DIRECTIONS:
Identify, in the records below, every line where the string "data" appears, and copy each such line.
##########
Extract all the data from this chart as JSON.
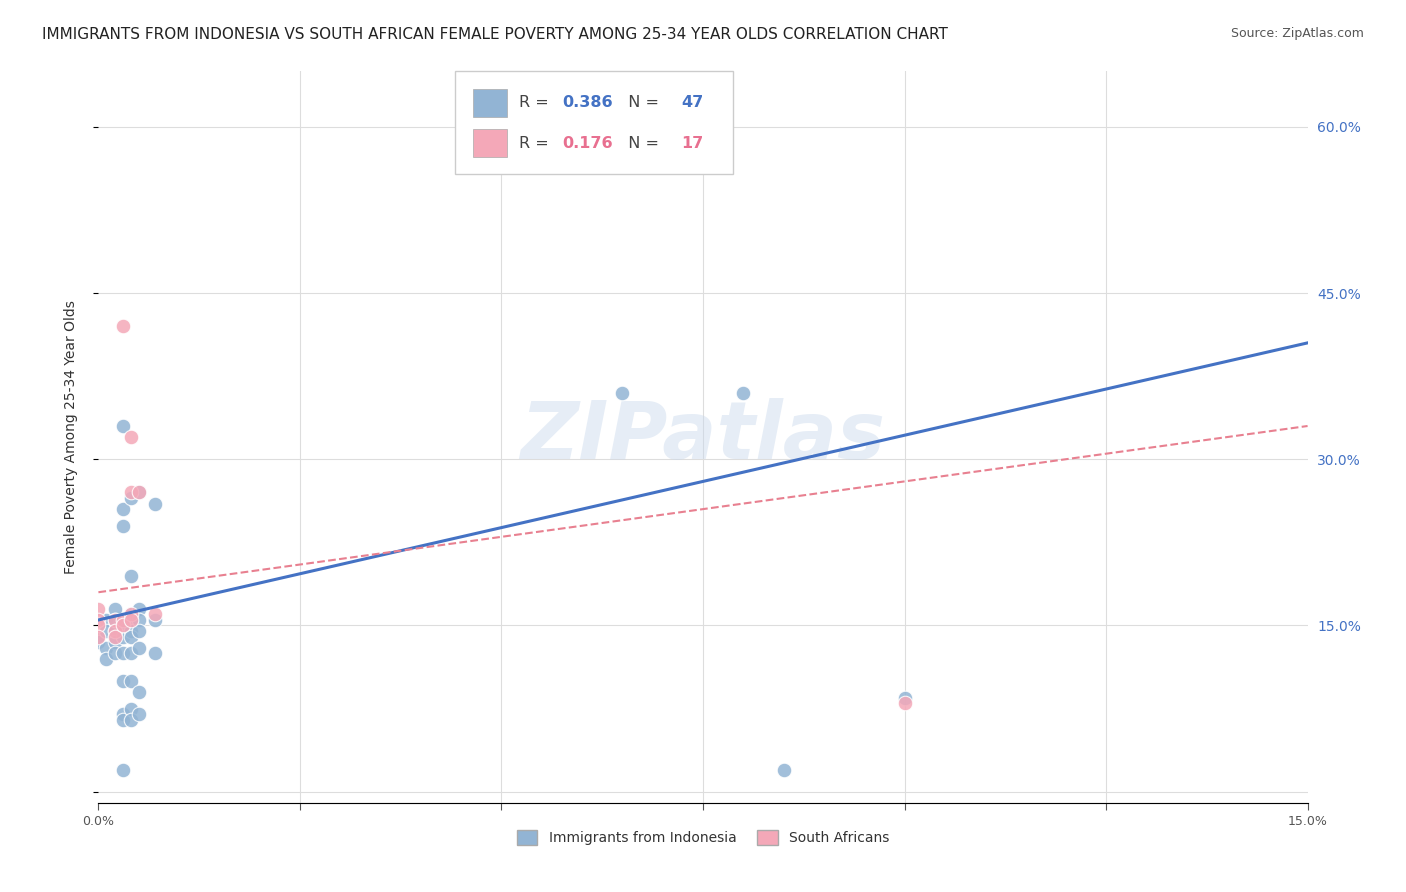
{
  "title": "IMMIGRANTS FROM INDONESIA VS SOUTH AFRICAN FEMALE POVERTY AMONG 25-34 YEAR OLDS CORRELATION CHART",
  "source": "Source: ZipAtlas.com",
  "ylabel_label": "Female Poverty Among 25-34 Year Olds",
  "legend_label_indonesia": "Immigrants from Indonesia",
  "legend_label_sa": "South Africans",
  "watermark_text": "ZIPatlas",
  "xlim": [
    0.0,
    15.0
  ],
  "ylim": [
    -1.0,
    65.0
  ],
  "x_ticks": [
    0.0,
    2.5,
    5.0,
    7.5,
    10.0,
    12.5,
    15.0
  ],
  "y_ticks_right": [
    0.0,
    15.0,
    30.0,
    45.0,
    60.0
  ],
  "blue_scatter": [
    [
      0.0,
      14.0
    ],
    [
      0.0,
      13.5
    ],
    [
      0.1,
      15.5
    ],
    [
      0.1,
      14.5
    ],
    [
      0.1,
      13.0
    ],
    [
      0.1,
      12.0
    ],
    [
      0.2,
      16.5
    ],
    [
      0.2,
      15.5
    ],
    [
      0.2,
      14.5
    ],
    [
      0.2,
      14.0
    ],
    [
      0.2,
      13.5
    ],
    [
      0.2,
      12.5
    ],
    [
      0.3,
      33.0
    ],
    [
      0.3,
      25.5
    ],
    [
      0.3,
      24.0
    ],
    [
      0.3,
      15.5
    ],
    [
      0.3,
      15.0
    ],
    [
      0.3,
      14.0
    ],
    [
      0.3,
      12.5
    ],
    [
      0.3,
      10.0
    ],
    [
      0.3,
      7.0
    ],
    [
      0.3,
      6.5
    ],
    [
      0.3,
      2.0
    ],
    [
      0.4,
      26.5
    ],
    [
      0.4,
      19.5
    ],
    [
      0.4,
      16.0
    ],
    [
      0.4,
      15.5
    ],
    [
      0.4,
      14.5
    ],
    [
      0.4,
      14.0
    ],
    [
      0.4,
      12.5
    ],
    [
      0.4,
      10.0
    ],
    [
      0.4,
      7.5
    ],
    [
      0.4,
      6.5
    ],
    [
      0.5,
      27.0
    ],
    [
      0.5,
      16.5
    ],
    [
      0.5,
      15.5
    ],
    [
      0.5,
      14.5
    ],
    [
      0.5,
      13.0
    ],
    [
      0.5,
      9.0
    ],
    [
      0.5,
      7.0
    ],
    [
      0.7,
      26.0
    ],
    [
      0.7,
      15.5
    ],
    [
      0.7,
      12.5
    ],
    [
      6.5,
      36.0
    ],
    [
      8.0,
      36.0
    ],
    [
      8.5,
      2.0
    ],
    [
      10.0,
      8.5
    ]
  ],
  "pink_scatter": [
    [
      0.0,
      16.5
    ],
    [
      0.0,
      15.5
    ],
    [
      0.0,
      15.0
    ],
    [
      0.0,
      14.0
    ],
    [
      0.2,
      15.5
    ],
    [
      0.2,
      14.5
    ],
    [
      0.2,
      14.0
    ],
    [
      0.3,
      42.0
    ],
    [
      0.3,
      15.5
    ],
    [
      0.3,
      15.0
    ],
    [
      0.4,
      32.0
    ],
    [
      0.4,
      27.0
    ],
    [
      0.4,
      16.0
    ],
    [
      0.4,
      15.5
    ],
    [
      0.5,
      27.0
    ],
    [
      0.7,
      16.0
    ],
    [
      10.0,
      8.0
    ]
  ],
  "blue_line_x": [
    0.0,
    15.0
  ],
  "blue_line_y": [
    15.5,
    40.5
  ],
  "pink_line_x": [
    0.0,
    15.0
  ],
  "pink_line_y": [
    18.0,
    33.0
  ],
  "blue_dot_color": "#92b4d4",
  "pink_dot_color": "#f4a8b8",
  "blue_line_color": "#4472c4",
  "pink_line_color": "#e88090",
  "grid_color": "#dddddd",
  "background_color": "#ffffff",
  "title_fontsize": 11,
  "source_fontsize": 9,
  "axis_label_fontsize": 10,
  "tick_fontsize": 9,
  "legend_r1": "0.386",
  "legend_n1": "47",
  "legend_r2": "0.176",
  "legend_n2": "17"
}
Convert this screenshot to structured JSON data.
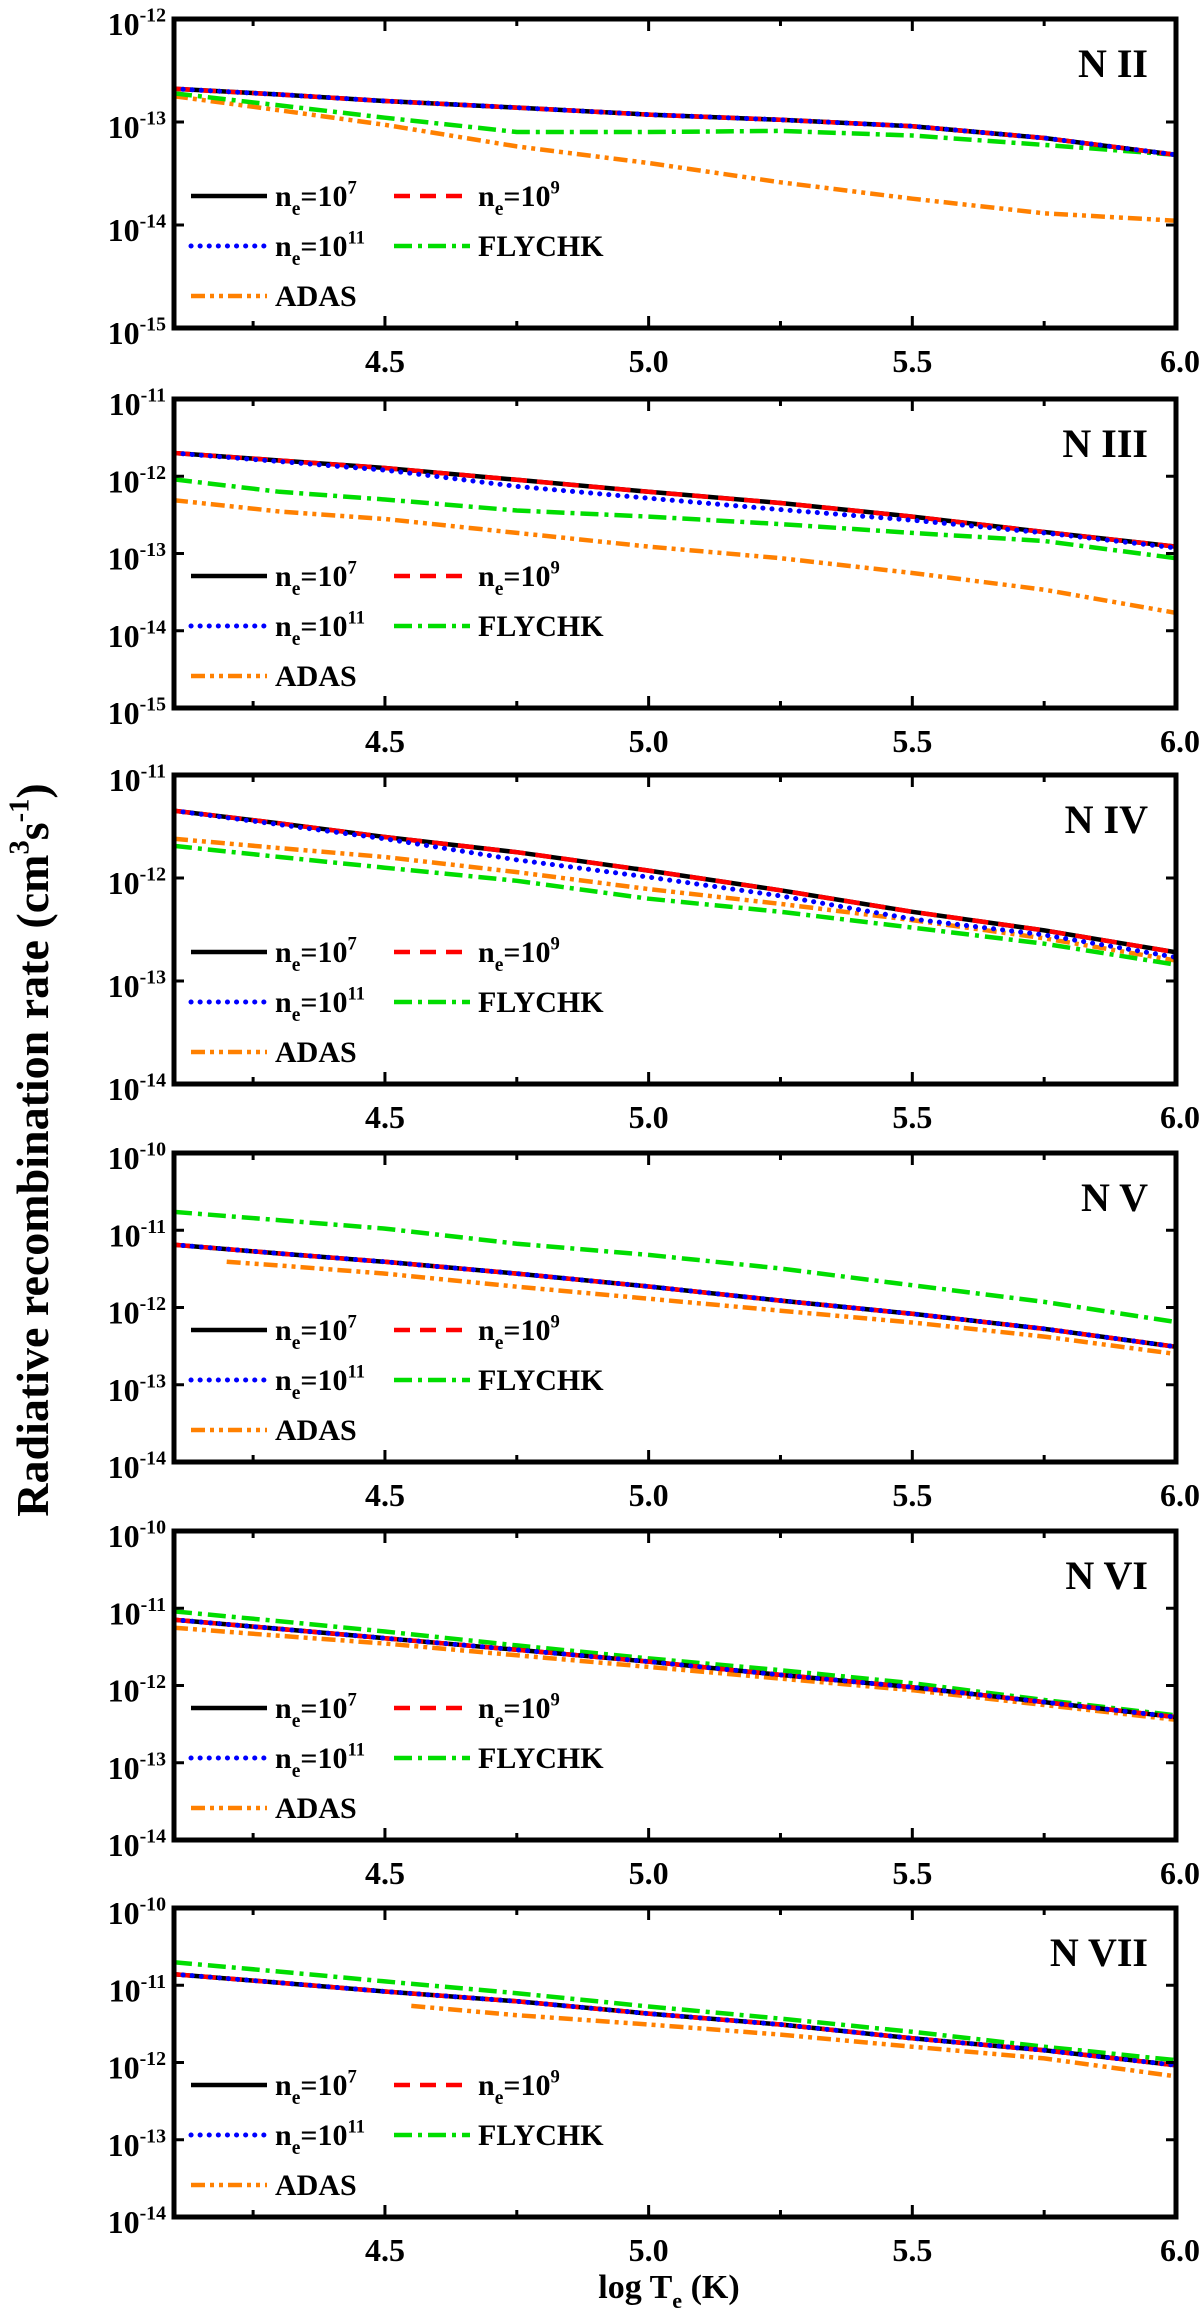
##########
EXERCISE OUTPUT:
Extract all the data from this chart as JSON.
Convert this screenshot to structured JSON data.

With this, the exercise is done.